• What needs to be done: Exact reproduction of the data is required, with images excluded.
□ □ □ □ □ □ □
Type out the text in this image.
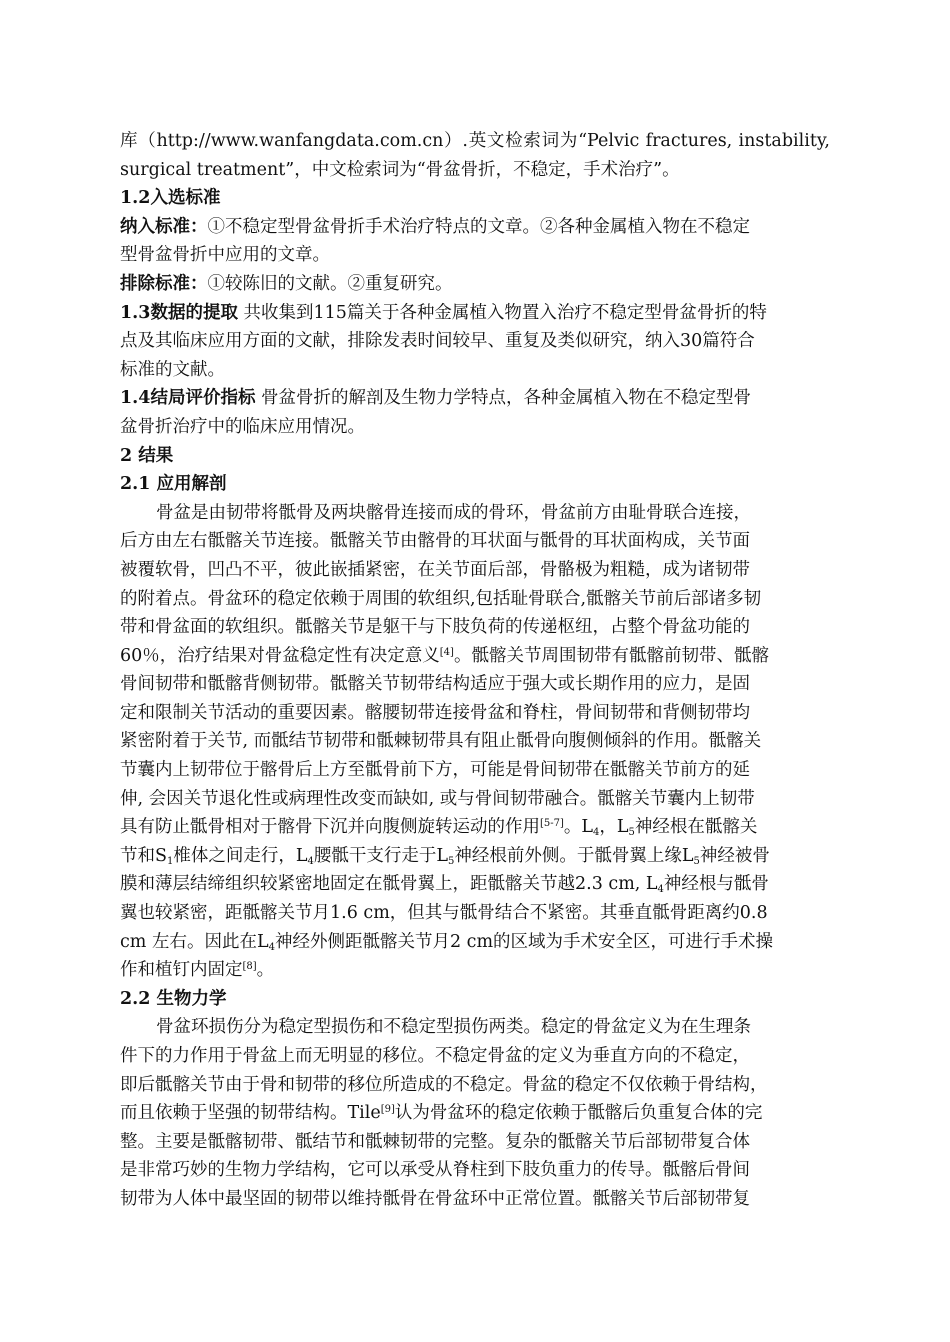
库（http://www.wanfangdata.com.cn）.英文检索词为“Pelvic fractures, instability,
surgical treatment”，中文检索词为“骨盆骨折，不稳定，手术治疗”。
1.2入选标准
纳入标准：①不稳定型骨盆骨折手术治疗特点的文章。②各种金属植入物在不稳定
型骨盆骨折中应用的文章。
排除标准：①较陈旧的文献。②重复研究。
1.3数据的提取 共收集到115篇关于各种金属植入物置入治疗不稳定型骨盆骨折的特
点及其临床应用方面的文献，排除发表时间较早、重复及类似研究，纳入30篇符合
标准的文献。
1.4结局评价指标 骨盆骨折的解剖及生物力学特点，各种金属植入物在不稳定型骨
盆骨折治疗中的临床应用情况。
2 结果
2.1 应用解剖
骨盆是由韧带将骶骨及两块髂骨连接而成的骨环，骨盆前方由耻骨联合连接，
后方由左右骶髂关节连接。骶髂关节由髂骨的耳状面与骶骨的耳状面构成，关节面
被覆软骨，凹凸不平，彼此嵌插紧密，在关节面后部，骨骼极为粗糙，成为诸韧带
的附着点。骨盆环的稳定依赖于周围的软组织,包括耻骨联合,骶髂关节前后部诸多韧
带和骨盆面的软组织。骶髂关节是躯干与下肢负荷的传递枢纽，占整个骨盆功能的
60％，治疗结果对骨盆稳定性有决定意义[4]。骶髂关节周围韧带有骶髂前韧带、骶髂
骨间韧带和骶髂背侧韧带。骶髂关节韧带结构适应于强大或长期作用的应力，是固
定和限制关节活动的重要因素。髂腰韧带连接骨盆和脊柱，骨间韧带和背侧韧带均
紧密附着于关节, 而骶结节韧带和骶棘韧带具有阻止骶骨向腹侧倾斜的作用。骶髂关
节囊内上韧带位于髂骨后上方至骶骨前下方，可能是骨间韧带在骶髂关节前方的延
伸, 会因关节退化性或病理性改变而缺如, 或与骨间韧带融合。骶髂关节囊内上韧带
具有防止骶骨相对于髂骨下沉并向腹侧旋转运动的作用[5-7]。$L_4$，$L_5$神经根在骶髂关
节和$S_1$椎体之间走行，$L_4$腰骶干支行走于$L_5$神经根前外侧。于骶骨翼上缘$L_5$神经被骨
膜和薄层结缔组织较紧密地固定在骶骨翼上，距骶髂关节越2.3 cm, $L_4$神经根与骶骨
翼也较紧密，距骶髂关节月1.6 cm，但其与骶骨结合不紧密。其垂直骶骨距离约0.8
cm 左右。因此在$L_4$神经外侧距骶髂关节月2 cm的区域为手术安全区，可进行手术操
作和植钉内固定[8]。
2.2 生物力学
骨盆环损伤分为稳定型损伤和不稳定型损伤两类。稳定的骨盆定义为在生理条
件下的力作用于骨盆上而无明显的移位。不稳定骨盆的定义为垂直方向的不稳定，
即后骶髂关节由于骨和韧带的移位所造成的不稳定。骨盆的稳定不仅依赖于骨结构，
而且依赖于坚强的韧带结构。Tile[9]认为骨盆环的稳定依赖于骶髂后负重复合体的完
整。主要是骶髂韧带、骶结节和骶棘韧带的完整。复杂的骶髂关节后部韧带复合体
是非常巧妙的生物力学结构，它可以承受从脊柱到下肢负重力的传导。骶髂后骨间
韧带为人体中最坚固的韧带以维持骶骨在骨盆环中正常位置。骶髂关节后部韧带复
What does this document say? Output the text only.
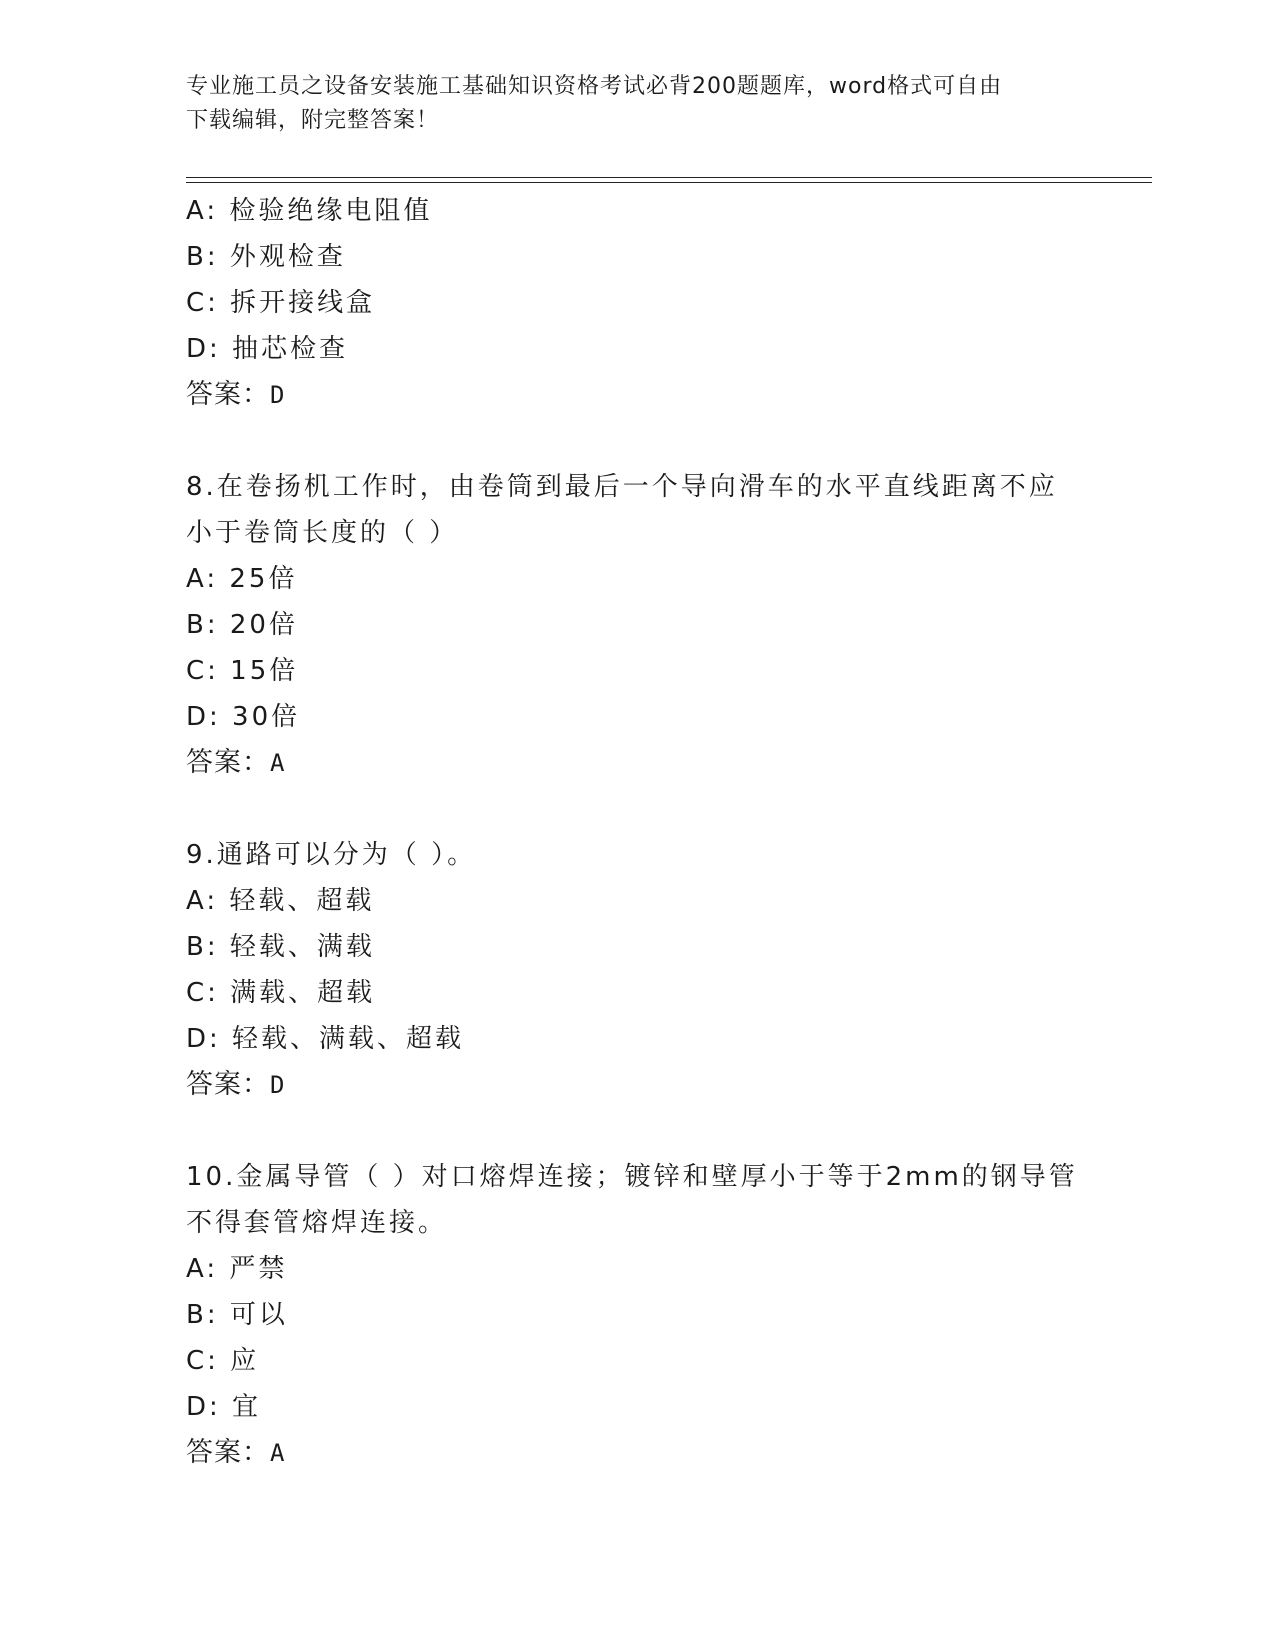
专业施工员之设备安装施工基础知识资格考试必背200题题库，word格式可自由
下载编辑，附完整答案！
A: 检验绝缘电阻值
B: 外观检查
C: 拆开接线盒
D: 抽芯检查
答案：D
8.在卷扬机工作时，由卷筒到最后一个导向滑车的水平直线距离不应
小于卷筒长度的（ ）
A: 25倍
B: 20倍
C: 15倍
D: 30倍
答案：A
9.通路可以分为（ ）。
A: 轻载、超载
B: 轻载、满载
C: 满载、超载
D: 轻载、满载、超载
答案：D
10.金属导管（ ）对口熔焊连接；镀锌和壁厚小于等于2mm的钢导管
不得套管熔焊连接。
A: 严禁
B: 可以
C: 应
D: 宜
答案：A
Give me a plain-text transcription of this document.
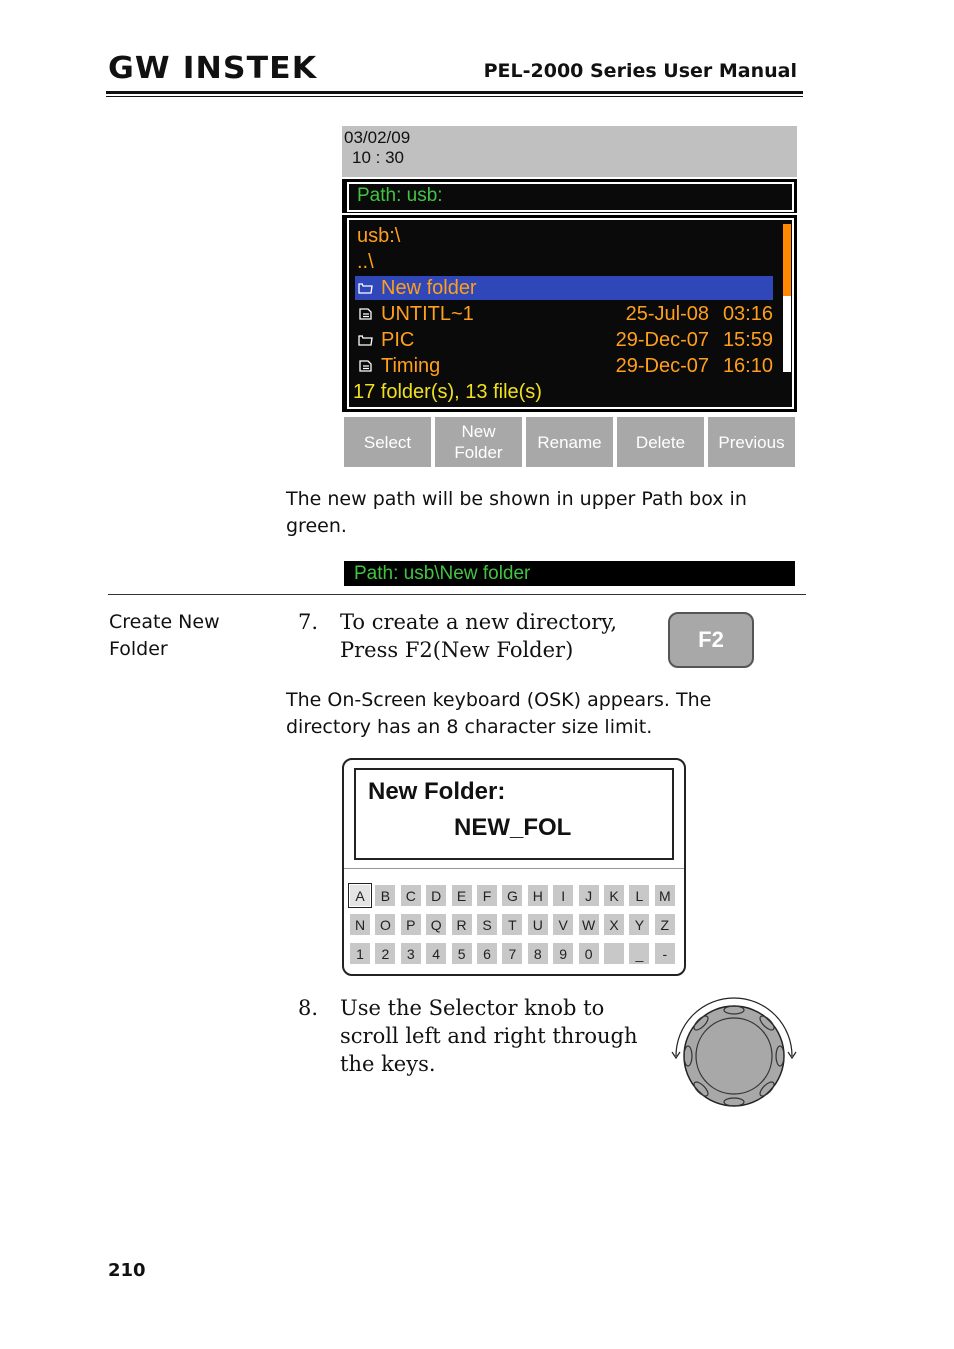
GW INSTEK	PEL-2000 Series User Manual
03/02/09
10 : 30
Path: usb:
17 folder(s), 13 file(s)
usb:\
..\
New folder
UNTITL~1	25-Jul-08 03:16
PIC	29-Dec-07 15:59
Timing	29-Dec-07 16:10
Select
New
Folder
Rename Delete Previous
The new path will be shown in upper Path box in green.
Path: usb\New folder
Create New Folder
7. To create a new directory, Press F2(New Folder)	F2
The On-Screen keyboard (OSK) appears. The directory has an 8 character size limit.
New Folder:
NEW_FOL
A	B	C	D	E	F	G	H	I	J	K	L	M
N	O	P	Q	R	S	T	U	V	W	X	Y	Z
1	2	3	4	5	6	7	8	9	0	_	-
8. Use the Selector knob to scroll left and right through the keys.
210
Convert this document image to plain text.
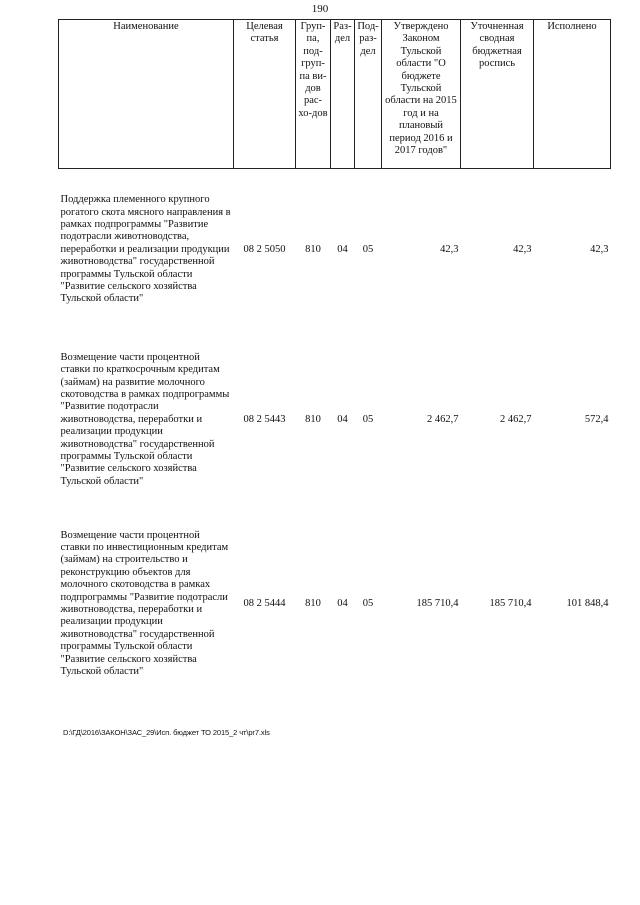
190
Наименование	Целевая статья	Груп-па, под-груп-па ви-дов рас-хо-дов	Раз-дел	Под-раз-дел	Утверждено Законом Тульской области "О бюджете Тульской области на 2015 год и на плановый период 2016 и 2017 годов"	Уточненная сводная бюджетная роспись	Исполнено
Поддержка племенного крупного рогатого скота мясного направления в рамках подпрограммы "Развитие подотрасли животноводства, переработки и реализации продукции животноводства" государственной программы Тульской области "Развитие сельского хозяйства Тульской области"	08 2 5050	810	04	05	42,3	42,3	42,3
Возмещение части процентной ставки по краткосрочным кредитам (займам) на развитие молочного скотоводства в рамках подпрограммы "Развитие подотрасли животноводства, переработки и реализации продукции животноводства" государственной программы Тульской области "Развитие сельского хозяйства Тульской области"	08 2 5443	810	04	05	2 462,7	2 462,7	572,4
Возмещение части процентной ставки по инвестиционным кредитам (займам) на строительство и реконструкцию объектов для молочного скотоводства в рамках подпрограммы "Развитие подотрасли животноводства, переработки и реализации продукции животноводства" государственной программы Тульской области "Развитие сельского хозяйства Тульской области"	08 2 5444	810	04	05	185 710,4	185 710,4	101 848,4
D:\ГД\2016\ЗАКОН\ЗАС_29\Исп. бюджет ТО 2015_2 чт\pr7.xls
□ □ □ □ □ □ □
• Task response:
Type out the text in this image.
库（http://www.wanfangdata.com.cn）.英文检索词为“Pelvic fractures, instability,
surgical treatment”，中文检索词为“骨盆骨折，不稳定，手术治疗”。
1.2入选标准
纳入标准：①不稳定型骨盆骨折手术治疗特点的文章。②各种金属植入物在不稳定
型骨盆骨折中应用的文章。
排除标准：①较陈旧的文献。②重复研究。
1.3数据的提取 共收集到115篇关于各种金属植入物置入治疗不稳定型骨盆骨折的特
点及其临床应用方面的文献，排除发表时间较早、重复及类似研究，纳入30篇符合
标准的文献。
1.4结局评价指标 骨盆骨折的解剖及生物力学特点，各种金属植入物在不稳定型骨
盆骨折治疗中的临床应用情况。
2 结果
2.1 应用解剖
骨盆是由韧带将骶骨及两块髂骨连接而成的骨环，骨盆前方由耻骨联合连接，
后方由左右骶髂关节连接。骶髂关节由髂骨的耳状面与骶骨的耳状面构成，关节面
被覆软骨，凹凸不平，彼此嵌插紧密，在关节面后部，骨骼极为粗糙，成为诸韧带
的附着点。骨盆环的稳定依赖于周围的软组织,包括耻骨联合,骶髂关节前后部诸多韧
带和骨盆面的软组织。骶髂关节是躯干与下肢负荷的传递枢纽，占整个骨盆功能的
60％，治疗结果对骨盆稳定性有决定意义[4]。骶髂关节周围韧带有骶髂前韧带、骶髂
骨间韧带和骶髂背侧韧带。骶髂关节韧带结构适应于强大或长期作用的应力，是固
定和限制关节活动的重要因素。髂腰韧带连接骨盆和脊柱，骨间韧带和背侧韧带均
紧密附着于关节, 而骶结节韧带和骶棘韧带具有阻止骶骨向腹侧倾斜的作用。骶髂关
节囊内上韧带位于髂骨后上方至骶骨前下方，可能是骨间韧带在骶髂关节前方的延
伸, 会因关节退化性或病理性改变而缺如, 或与骨间韧带融合。骶髂关节囊内上韧带
具有防止骶骨相对于髂骨下沉并向腹侧旋转运动的作用[5-7]。$L_4$，$L_5$神经根在骶髂关
节和$S_1$椎体之间走行，$L_4$腰骶干支行走于$L_5$神经根前外侧。于骶骨翼上缘$L_5$神经被骨
膜和薄层结缔组织较紧密地固定在骶骨翼上，距骶髂关节越2.3 cm, $L_4$神经根与骶骨
翼也较紧密，距骶髂关节月1.6 cm，但其与骶骨结合不紧密。其垂直骶骨距离约0.8
cm 左右。因此在$L_4$神经外侧距骶髂关节月2 cm的区域为手术安全区，可进行手术操
作和植钉内固定[8]。
2.2 生物力学
骨盆环损伤分为稳定型损伤和不稳定型损伤两类。稳定的骨盆定义为在生理条
件下的力作用于骨盆上而无明显的移位。不稳定骨盆的定义为垂直方向的不稳定，
即后骶髂关节由于骨和韧带的移位所造成的不稳定。骨盆的稳定不仅依赖于骨结构，
而且依赖于坚强的韧带结构。Tile[9]认为骨盆环的稳定依赖于骶髂后负重复合体的完
整。主要是骶髂韧带、骶结节和骶棘韧带的完整。复杂的骶髂关节后部韧带复合体
是非常巧妙的生物力学结构，它可以承受从脊柱到下肢负重力的传导。骶髂后骨间
韧带为人体中最坚固的韧带以维持骶骨在骨盆环中正常位置。骶髂关节后部韧带复
What does this document say? Output the text only.
专业施工员之设备安装施工基础知识资格考试必背200题题库，word格式可自由
下载编辑，附完整答案！
A: 检验绝缘电阻值
B: 外观检查
C: 拆开接线盒
D: 抽芯检查
答案：D
8.在卷扬机工作时，由卷筒到最后一个导向滑车的水平直线距离不应
小于卷筒长度的（ ）
A: 25倍
B: 20倍
C: 15倍
D: 30倍
答案：A
9.通路可以分为（ ）。
A: 轻载、超载
B: 轻载、满载
C: 满载、超载
D: 轻载、满载、超载
答案：D
10.金属导管（ ）对口熔焊连接；镀锌和壁厚小于等于2mm的钢导管
不得套管熔焊连接。
A: 严禁
B: 可以
C: 应
D: 宜
答案：A
Give me a plain-text transcription of this document.
GW INSTEK	PEL-2000 Series User Manual
03/02/09
10 : 30
Path: usb:
17 folder(s), 13 file(s)
usb:\
..\
New folder
UNTITL~1	25-Jul-08 03:16
PIC	29-Dec-07 15:59
Timing	29-Dec-07 16:10
Select
New
Folder
Rename Delete Previous
The new path will be shown in upper Path box in green.
Path: usb\New folder
Create New Folder
7. To create a new directory, Press F2(New Folder)	F2
The On-Screen keyboard (OSK) appears. The directory has an 8 character size limit.
New Folder:
NEW_FOL
A	B	C	D	E	F	G	H	I	J	K	L	M
N	O	P	Q	R	S	T	U	V	W	X	Y	Z
1	2	3	4	5	6	7	8	9	0	_	-
8. Use the Selector knob to scroll left and right through the keys.
210
Convert this document image to plain text.
190
Наименование	Целевая статья	Груп-па, под-груп-па ви-дов рас-хо-дов	Раз-дел	Под-раз-дел	Утверждено Законом Тульской области "О бюджете Тульской области на 2015 год и на плановый период 2016 и 2017 годов"	Уточненная сводная бюджетная роспись	Исполнено
Поддержка племенного крупного рогатого скота мясного направления в рамках подпрограммы "Развитие подотрасли животноводства, переработки и реализации продукции животноводства" государственной программы Тульской области "Развитие сельского хозяйства Тульской области"	08 2 5050	810	04	05	42,3	42,3	42,3
Возмещение части процентной ставки по краткосрочным кредитам (займам) на развитие молочного скотоводства в рамках подпрограммы "Развитие подотрасли животноводства, переработки и реализации продукции животноводства" государственной программы Тульской области "Развитие сельского хозяйства Тульской области"	08 2 5443	810	04	05	2 462,7	2 462,7	572,4
Возмещение части процентной ставки по инвестиционным кредитам (займам) на строительство и реконструкцию объектов для молочного скотоводства в рамках подпрограммы "Развитие подотрасли животноводства, переработки и реализации продукции животноводства" государственной программы Тульской области "Развитие сельского хозяйства Тульской области"	08 2 5444	810	04	05	185 710,4	185 710,4	101 848,4
D:\ГД\2016\ЗАКОН\ЗАС_29\Исп. бюджет ТО 2015_2 чт\pr7.xls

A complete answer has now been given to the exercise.